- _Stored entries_

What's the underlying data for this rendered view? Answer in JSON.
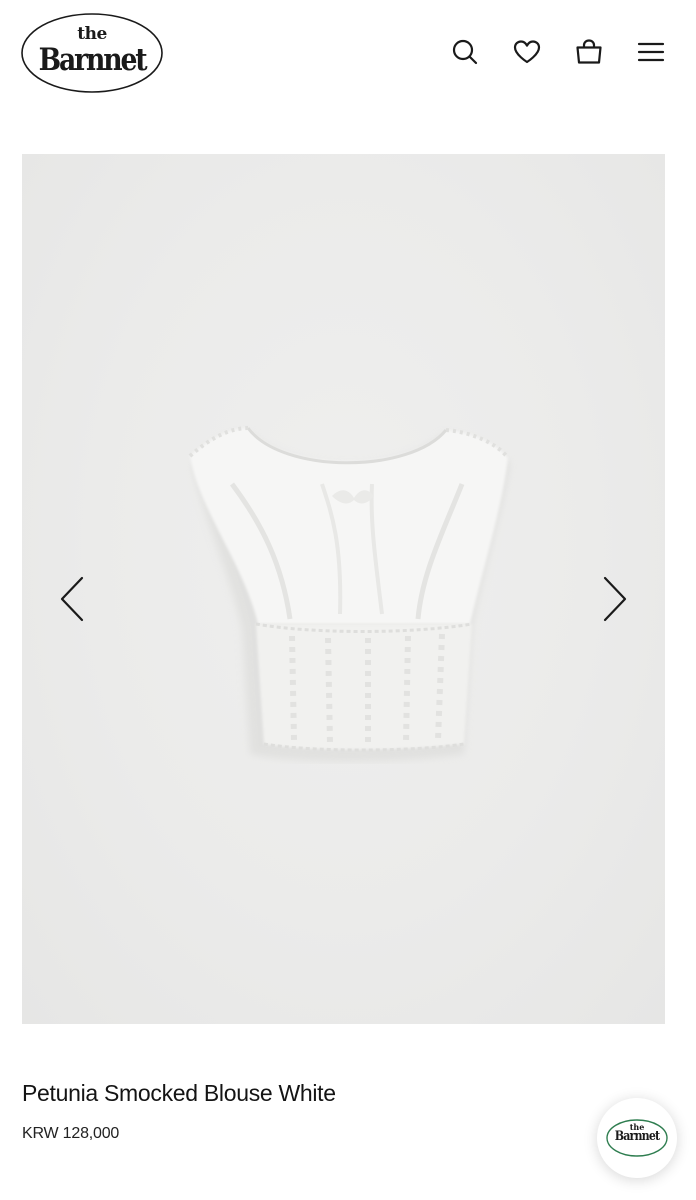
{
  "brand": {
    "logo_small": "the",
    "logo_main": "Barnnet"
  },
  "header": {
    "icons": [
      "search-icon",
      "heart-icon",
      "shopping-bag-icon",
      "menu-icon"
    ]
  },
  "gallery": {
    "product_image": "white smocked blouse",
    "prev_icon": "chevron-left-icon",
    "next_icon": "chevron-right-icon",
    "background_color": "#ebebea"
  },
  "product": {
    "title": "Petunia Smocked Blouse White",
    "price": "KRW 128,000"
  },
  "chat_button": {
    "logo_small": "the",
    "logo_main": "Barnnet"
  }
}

* * *

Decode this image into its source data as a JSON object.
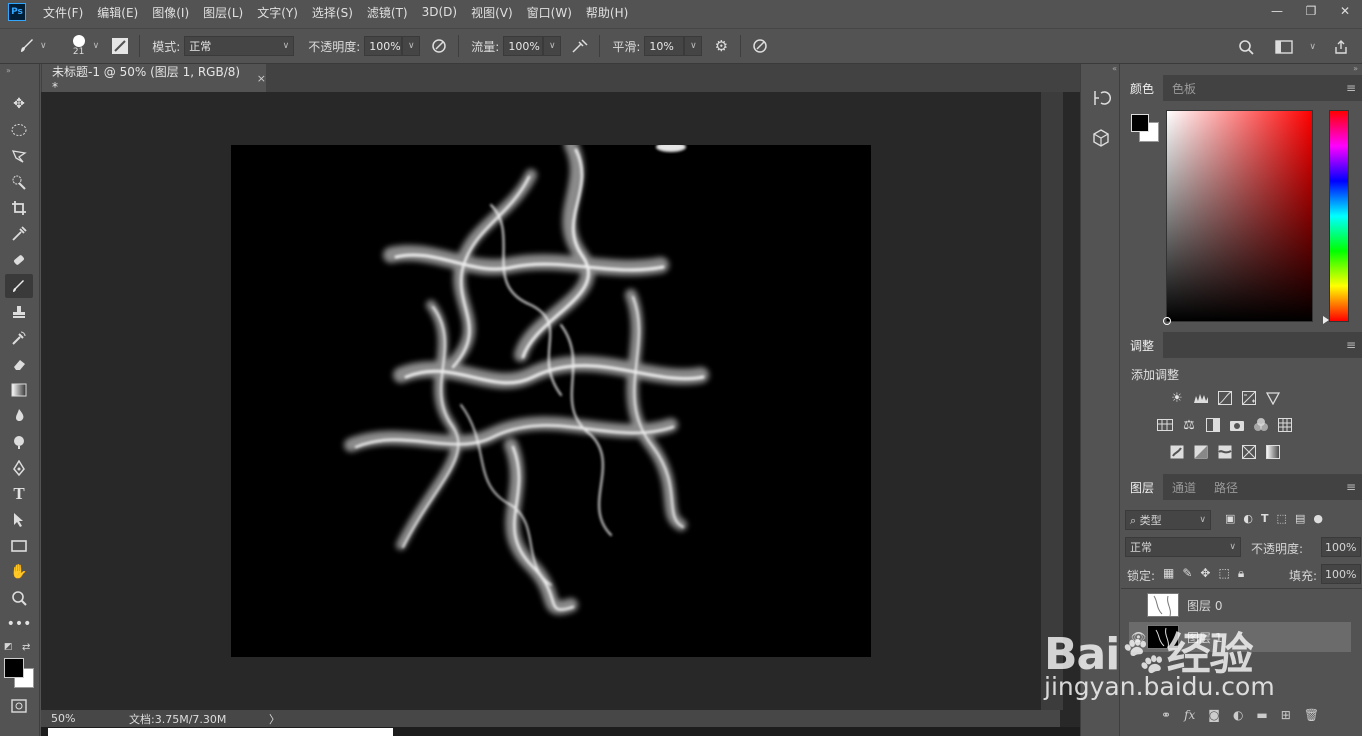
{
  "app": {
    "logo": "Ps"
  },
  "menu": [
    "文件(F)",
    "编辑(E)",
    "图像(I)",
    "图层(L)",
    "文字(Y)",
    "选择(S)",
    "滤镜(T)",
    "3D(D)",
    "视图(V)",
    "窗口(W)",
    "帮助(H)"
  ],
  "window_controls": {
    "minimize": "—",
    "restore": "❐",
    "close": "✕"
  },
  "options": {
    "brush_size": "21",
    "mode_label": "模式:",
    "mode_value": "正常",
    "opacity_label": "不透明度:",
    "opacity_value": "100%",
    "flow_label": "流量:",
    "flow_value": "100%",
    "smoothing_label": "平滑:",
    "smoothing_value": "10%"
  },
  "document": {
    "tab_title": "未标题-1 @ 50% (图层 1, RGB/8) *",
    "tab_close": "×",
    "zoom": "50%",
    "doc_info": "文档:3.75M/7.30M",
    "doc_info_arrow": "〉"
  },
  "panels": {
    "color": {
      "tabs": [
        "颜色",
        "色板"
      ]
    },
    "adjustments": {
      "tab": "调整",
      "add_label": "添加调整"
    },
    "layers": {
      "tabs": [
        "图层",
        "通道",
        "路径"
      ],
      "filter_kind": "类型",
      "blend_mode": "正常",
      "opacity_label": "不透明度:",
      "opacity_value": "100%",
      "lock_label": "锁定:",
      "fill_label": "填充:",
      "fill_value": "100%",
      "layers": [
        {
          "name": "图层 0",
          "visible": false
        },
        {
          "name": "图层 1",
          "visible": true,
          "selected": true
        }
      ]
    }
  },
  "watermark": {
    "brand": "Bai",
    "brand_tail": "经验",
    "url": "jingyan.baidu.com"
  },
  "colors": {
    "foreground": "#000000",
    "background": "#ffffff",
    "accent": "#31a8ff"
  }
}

- _BRIEF_
Look through the data above. Copy every line with the string "JSON" in it.

- _RESULT_
What's the underlying data for this rendered view? Answer in JSON.
Decode this image into its source data as a JSON object.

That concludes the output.